## Stored rows
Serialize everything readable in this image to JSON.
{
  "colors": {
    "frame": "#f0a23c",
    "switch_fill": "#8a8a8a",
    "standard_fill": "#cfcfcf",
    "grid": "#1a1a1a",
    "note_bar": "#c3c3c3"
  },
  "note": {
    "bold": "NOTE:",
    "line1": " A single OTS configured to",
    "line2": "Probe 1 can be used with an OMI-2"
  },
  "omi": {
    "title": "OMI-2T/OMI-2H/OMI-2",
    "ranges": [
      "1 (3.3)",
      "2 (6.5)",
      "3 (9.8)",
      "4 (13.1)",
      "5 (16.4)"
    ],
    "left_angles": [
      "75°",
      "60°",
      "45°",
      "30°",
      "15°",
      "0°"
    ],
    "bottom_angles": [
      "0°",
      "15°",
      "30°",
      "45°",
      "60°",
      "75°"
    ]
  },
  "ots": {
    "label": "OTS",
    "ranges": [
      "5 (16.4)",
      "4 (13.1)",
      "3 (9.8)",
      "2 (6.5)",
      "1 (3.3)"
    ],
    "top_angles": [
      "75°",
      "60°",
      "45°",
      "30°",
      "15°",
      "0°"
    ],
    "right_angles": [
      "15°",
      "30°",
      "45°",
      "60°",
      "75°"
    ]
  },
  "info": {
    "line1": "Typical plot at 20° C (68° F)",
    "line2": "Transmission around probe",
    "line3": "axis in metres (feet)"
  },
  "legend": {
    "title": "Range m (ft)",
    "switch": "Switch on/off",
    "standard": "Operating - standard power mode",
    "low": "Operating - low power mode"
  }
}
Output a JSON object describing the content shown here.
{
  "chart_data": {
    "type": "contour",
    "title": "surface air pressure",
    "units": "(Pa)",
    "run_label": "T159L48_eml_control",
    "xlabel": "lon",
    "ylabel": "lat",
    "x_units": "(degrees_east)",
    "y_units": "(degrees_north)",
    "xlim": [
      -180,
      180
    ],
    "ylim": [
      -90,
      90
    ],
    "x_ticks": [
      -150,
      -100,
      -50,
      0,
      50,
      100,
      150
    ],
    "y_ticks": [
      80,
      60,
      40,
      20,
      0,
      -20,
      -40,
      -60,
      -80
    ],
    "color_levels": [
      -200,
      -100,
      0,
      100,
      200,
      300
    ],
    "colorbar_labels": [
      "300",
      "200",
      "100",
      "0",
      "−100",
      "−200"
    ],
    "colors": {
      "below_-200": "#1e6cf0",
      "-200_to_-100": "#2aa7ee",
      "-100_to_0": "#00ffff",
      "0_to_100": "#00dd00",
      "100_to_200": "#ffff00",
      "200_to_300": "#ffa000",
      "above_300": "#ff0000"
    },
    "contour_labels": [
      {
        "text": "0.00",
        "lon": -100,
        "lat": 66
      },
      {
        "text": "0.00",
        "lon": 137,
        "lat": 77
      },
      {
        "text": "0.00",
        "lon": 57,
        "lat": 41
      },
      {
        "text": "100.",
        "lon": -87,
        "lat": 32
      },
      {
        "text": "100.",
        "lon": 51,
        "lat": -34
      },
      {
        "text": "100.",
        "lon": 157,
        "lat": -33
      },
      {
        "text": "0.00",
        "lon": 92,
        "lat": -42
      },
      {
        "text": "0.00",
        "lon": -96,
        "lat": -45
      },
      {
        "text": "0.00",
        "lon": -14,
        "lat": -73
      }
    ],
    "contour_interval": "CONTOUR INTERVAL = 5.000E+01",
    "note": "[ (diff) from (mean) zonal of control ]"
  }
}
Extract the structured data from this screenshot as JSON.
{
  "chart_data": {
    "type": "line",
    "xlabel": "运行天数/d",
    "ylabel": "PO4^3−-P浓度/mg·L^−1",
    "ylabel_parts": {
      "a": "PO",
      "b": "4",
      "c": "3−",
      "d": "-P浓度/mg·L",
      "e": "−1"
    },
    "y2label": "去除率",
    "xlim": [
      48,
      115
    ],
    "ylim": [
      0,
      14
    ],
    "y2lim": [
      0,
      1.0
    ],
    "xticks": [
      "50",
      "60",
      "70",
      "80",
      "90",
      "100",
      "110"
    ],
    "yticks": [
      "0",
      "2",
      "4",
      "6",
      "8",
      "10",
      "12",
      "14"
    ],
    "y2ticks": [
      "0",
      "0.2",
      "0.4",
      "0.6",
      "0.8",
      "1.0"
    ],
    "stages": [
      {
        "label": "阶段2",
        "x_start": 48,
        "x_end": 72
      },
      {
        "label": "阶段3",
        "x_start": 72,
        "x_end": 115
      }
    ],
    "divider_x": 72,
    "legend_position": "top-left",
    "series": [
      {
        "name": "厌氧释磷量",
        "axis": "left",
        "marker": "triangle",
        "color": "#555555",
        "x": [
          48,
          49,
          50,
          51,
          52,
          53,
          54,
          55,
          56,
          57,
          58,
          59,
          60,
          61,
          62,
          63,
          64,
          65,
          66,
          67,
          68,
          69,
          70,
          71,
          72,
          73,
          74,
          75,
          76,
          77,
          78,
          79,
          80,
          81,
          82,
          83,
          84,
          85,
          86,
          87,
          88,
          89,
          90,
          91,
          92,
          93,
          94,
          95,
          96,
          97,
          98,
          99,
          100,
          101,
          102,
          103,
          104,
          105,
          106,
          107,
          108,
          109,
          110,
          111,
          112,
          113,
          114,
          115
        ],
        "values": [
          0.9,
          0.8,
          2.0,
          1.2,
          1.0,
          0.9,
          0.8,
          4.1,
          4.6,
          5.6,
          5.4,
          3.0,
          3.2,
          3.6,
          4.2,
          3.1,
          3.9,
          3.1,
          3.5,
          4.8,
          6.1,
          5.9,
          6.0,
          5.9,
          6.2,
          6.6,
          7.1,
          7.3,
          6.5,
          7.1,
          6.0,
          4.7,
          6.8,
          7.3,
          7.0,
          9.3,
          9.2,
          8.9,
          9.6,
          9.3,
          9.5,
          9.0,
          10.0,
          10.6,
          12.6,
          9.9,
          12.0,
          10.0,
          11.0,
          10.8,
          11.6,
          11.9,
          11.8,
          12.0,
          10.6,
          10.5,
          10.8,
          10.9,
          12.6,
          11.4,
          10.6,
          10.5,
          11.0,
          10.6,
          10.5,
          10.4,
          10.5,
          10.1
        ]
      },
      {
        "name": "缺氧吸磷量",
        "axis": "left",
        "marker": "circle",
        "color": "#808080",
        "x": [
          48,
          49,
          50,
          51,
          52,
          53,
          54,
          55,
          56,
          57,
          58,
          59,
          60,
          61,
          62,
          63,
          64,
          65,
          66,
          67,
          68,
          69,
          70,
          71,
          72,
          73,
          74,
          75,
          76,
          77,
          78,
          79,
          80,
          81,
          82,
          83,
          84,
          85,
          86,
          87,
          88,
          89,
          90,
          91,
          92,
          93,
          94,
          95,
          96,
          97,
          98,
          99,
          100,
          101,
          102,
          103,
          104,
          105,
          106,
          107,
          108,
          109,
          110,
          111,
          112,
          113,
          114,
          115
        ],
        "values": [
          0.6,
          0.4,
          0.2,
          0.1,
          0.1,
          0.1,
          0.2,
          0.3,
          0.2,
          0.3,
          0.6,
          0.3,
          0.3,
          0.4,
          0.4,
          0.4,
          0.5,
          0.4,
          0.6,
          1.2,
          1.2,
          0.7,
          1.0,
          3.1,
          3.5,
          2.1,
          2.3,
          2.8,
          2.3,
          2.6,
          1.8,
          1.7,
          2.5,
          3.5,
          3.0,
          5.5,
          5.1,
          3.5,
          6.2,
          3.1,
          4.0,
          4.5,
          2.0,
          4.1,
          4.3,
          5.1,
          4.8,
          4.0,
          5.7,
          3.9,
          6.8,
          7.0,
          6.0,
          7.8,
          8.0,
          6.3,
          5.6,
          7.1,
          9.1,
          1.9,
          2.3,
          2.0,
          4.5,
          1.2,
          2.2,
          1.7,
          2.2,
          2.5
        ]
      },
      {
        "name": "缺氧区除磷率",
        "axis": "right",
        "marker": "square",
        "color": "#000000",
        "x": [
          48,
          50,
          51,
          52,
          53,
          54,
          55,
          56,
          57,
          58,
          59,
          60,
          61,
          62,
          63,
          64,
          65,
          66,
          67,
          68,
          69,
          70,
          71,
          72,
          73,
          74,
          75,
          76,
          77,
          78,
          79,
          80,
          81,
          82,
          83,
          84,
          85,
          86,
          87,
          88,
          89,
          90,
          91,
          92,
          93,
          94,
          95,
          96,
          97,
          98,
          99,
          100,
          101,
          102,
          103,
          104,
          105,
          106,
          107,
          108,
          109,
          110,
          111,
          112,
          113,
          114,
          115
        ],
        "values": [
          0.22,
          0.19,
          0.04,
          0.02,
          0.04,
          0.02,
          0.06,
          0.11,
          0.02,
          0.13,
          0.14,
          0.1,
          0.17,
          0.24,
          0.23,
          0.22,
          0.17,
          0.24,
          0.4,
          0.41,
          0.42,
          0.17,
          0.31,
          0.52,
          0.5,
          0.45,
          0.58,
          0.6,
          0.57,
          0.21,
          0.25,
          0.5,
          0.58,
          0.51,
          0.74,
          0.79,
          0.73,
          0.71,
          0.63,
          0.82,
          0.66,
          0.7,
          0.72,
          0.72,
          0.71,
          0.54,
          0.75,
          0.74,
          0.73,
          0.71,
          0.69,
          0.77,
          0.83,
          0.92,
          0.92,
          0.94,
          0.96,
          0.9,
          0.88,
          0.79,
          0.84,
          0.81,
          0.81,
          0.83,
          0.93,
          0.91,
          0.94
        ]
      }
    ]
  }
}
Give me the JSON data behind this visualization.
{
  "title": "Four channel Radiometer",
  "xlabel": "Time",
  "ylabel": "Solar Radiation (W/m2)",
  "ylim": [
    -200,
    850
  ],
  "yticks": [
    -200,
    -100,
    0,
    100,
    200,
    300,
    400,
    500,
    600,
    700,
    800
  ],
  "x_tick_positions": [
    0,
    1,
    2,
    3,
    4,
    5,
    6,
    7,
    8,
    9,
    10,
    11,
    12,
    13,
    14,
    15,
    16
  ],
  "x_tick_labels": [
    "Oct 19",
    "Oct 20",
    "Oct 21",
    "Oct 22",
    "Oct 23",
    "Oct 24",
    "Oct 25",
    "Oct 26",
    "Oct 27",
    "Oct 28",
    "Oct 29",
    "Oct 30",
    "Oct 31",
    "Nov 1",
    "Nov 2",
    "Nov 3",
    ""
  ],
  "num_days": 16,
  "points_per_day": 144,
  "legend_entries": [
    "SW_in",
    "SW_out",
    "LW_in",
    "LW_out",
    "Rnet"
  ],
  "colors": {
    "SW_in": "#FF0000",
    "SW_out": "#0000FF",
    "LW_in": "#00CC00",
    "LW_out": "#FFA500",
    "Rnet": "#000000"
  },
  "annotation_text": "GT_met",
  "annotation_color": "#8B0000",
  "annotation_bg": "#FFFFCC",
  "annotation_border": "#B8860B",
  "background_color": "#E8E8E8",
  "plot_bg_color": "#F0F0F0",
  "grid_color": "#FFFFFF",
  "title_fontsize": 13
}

## What the task requires
In the entries above, identify every line with the string "marker".

## Completed task
        "marker": "triangle",
        "marker": "circle",
        "marker": "square",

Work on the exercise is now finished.